Dataset records

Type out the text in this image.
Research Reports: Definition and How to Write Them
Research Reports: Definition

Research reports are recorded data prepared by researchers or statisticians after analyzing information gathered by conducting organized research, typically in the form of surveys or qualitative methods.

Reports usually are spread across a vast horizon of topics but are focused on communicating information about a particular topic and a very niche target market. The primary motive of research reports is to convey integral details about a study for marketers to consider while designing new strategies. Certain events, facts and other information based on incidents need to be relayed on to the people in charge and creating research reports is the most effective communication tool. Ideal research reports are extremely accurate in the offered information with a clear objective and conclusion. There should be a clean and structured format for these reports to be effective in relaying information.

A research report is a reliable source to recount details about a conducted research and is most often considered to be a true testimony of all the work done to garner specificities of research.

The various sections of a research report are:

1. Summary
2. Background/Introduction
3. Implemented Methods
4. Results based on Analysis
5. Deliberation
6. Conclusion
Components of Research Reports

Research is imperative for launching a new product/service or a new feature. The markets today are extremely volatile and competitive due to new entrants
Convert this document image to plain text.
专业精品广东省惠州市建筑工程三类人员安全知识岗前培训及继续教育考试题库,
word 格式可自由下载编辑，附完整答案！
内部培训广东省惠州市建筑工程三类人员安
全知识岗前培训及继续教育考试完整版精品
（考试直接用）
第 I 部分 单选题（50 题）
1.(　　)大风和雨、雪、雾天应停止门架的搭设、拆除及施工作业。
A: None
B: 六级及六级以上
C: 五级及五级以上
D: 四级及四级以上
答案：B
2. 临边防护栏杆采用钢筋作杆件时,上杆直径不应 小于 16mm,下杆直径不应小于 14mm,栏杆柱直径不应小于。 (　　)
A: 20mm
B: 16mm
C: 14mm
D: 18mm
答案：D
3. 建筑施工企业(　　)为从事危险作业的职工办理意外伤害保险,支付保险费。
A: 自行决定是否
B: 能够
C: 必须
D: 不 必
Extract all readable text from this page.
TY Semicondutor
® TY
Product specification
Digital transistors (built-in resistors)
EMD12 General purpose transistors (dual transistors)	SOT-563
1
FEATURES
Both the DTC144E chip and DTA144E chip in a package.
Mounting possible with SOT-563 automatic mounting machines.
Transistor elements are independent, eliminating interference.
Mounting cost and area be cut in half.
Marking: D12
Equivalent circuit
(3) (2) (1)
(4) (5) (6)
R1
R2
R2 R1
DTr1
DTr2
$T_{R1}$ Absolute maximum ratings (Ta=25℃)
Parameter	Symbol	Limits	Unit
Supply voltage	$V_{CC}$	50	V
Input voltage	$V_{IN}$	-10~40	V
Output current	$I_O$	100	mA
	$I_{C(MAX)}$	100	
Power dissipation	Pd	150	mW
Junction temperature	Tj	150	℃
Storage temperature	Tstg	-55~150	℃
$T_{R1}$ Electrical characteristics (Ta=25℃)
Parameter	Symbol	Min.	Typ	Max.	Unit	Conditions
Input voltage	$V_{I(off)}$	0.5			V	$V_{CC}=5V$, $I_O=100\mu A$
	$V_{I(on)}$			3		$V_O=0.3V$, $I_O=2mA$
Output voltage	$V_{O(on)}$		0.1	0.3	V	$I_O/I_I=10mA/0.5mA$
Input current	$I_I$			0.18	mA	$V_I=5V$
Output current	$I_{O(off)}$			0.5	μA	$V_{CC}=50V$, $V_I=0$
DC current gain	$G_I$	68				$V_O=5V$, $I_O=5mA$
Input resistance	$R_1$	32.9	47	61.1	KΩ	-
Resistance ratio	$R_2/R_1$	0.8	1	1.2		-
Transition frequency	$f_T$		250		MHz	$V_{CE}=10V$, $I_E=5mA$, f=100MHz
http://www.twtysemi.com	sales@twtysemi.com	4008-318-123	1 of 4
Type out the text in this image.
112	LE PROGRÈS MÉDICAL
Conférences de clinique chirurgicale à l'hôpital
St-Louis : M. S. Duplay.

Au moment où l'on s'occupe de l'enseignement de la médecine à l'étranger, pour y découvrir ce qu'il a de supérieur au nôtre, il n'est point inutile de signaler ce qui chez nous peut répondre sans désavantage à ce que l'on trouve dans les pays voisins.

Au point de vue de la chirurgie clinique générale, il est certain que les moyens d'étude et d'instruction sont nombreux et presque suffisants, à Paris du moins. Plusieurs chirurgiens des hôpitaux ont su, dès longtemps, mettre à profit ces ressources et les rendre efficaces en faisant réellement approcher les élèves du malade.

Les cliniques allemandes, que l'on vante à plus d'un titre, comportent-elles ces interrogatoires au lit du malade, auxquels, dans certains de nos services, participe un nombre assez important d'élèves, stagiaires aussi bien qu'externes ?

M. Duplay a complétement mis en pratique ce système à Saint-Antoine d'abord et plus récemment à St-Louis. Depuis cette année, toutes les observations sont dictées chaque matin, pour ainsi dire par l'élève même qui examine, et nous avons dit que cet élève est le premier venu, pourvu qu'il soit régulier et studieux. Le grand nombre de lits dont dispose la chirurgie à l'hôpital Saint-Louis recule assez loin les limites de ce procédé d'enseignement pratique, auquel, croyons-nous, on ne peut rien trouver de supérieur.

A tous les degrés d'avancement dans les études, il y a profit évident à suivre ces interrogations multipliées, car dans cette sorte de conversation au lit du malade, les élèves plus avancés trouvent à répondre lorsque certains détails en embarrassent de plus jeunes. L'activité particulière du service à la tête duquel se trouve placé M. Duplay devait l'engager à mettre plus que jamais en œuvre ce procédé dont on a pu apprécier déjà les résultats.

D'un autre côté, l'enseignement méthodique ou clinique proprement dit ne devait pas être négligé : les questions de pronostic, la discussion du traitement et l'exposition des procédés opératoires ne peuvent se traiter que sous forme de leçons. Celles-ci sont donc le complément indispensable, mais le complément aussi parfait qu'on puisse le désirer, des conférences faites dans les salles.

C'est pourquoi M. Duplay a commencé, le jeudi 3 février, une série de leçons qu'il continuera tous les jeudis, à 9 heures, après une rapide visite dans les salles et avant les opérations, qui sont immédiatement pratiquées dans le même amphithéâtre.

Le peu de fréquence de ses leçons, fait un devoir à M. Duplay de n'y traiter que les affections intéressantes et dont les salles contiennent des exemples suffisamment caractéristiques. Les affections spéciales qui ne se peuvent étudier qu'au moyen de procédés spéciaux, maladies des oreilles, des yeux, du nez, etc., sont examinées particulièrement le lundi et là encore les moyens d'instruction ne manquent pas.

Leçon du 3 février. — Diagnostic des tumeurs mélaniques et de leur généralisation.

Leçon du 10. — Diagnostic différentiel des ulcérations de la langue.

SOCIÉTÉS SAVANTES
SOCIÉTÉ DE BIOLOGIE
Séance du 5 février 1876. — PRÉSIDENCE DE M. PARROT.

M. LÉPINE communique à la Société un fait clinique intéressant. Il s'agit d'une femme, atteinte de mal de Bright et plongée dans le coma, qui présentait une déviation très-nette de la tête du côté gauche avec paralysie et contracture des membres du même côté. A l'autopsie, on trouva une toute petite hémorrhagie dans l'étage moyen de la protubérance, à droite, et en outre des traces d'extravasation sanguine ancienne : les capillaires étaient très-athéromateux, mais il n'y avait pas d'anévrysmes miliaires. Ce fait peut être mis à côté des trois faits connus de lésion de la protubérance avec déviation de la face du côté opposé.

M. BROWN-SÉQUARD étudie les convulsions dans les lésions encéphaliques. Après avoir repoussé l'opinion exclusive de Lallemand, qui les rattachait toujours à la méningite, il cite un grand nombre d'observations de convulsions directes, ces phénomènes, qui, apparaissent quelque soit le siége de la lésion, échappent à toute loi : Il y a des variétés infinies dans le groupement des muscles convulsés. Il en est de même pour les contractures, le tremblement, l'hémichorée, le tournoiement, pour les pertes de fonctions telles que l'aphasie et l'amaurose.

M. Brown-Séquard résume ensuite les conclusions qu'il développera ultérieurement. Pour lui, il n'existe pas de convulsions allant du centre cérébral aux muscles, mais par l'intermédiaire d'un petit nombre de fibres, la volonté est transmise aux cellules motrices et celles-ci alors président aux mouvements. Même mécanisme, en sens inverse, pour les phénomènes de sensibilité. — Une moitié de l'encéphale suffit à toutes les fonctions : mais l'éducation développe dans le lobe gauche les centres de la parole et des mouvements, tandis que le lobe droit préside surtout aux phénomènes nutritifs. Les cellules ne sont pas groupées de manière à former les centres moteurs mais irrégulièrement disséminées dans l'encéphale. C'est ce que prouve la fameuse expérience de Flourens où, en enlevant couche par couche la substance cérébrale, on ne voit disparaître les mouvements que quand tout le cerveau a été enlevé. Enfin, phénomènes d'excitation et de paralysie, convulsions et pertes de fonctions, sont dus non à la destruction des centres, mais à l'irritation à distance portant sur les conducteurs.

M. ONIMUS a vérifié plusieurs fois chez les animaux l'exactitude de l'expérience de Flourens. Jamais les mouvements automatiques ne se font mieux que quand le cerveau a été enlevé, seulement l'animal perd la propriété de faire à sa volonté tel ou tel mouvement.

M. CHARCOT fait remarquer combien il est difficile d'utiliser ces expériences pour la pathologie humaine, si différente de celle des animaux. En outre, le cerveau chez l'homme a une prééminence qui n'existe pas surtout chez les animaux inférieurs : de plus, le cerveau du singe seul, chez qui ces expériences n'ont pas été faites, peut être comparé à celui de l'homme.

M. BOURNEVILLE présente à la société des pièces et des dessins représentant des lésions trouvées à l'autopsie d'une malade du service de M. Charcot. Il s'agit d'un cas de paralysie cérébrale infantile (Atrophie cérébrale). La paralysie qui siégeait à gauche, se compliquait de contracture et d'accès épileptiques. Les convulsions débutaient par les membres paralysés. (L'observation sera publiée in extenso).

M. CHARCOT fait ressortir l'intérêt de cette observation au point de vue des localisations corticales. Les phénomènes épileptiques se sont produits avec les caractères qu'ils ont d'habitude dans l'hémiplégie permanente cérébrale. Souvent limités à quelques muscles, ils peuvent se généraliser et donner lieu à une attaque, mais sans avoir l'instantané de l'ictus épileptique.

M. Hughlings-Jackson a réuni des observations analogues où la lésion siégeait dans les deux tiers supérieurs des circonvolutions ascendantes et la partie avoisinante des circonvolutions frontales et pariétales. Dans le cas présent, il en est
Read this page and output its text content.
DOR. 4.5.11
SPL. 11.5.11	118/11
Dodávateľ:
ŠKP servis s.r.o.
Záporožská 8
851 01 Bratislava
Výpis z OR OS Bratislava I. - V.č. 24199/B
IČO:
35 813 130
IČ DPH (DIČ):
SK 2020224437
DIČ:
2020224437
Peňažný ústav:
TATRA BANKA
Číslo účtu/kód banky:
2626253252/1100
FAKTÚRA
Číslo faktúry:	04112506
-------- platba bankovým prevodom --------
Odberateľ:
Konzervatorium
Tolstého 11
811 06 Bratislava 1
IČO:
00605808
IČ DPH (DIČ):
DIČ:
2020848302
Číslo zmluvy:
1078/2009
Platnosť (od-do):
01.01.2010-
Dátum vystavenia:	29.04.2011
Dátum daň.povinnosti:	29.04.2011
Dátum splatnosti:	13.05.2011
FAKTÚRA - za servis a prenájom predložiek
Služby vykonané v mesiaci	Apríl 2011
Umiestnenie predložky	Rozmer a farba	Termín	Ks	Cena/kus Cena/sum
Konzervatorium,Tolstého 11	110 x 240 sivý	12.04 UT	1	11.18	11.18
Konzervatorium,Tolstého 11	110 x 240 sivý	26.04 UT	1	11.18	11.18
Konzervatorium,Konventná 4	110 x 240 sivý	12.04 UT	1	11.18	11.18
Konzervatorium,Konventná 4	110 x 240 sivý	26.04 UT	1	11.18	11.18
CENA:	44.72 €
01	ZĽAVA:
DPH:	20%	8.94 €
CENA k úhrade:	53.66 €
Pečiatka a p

Description of the task
Report how many lines of the records above contain the word "épileptiques", giving only the number.

Result
2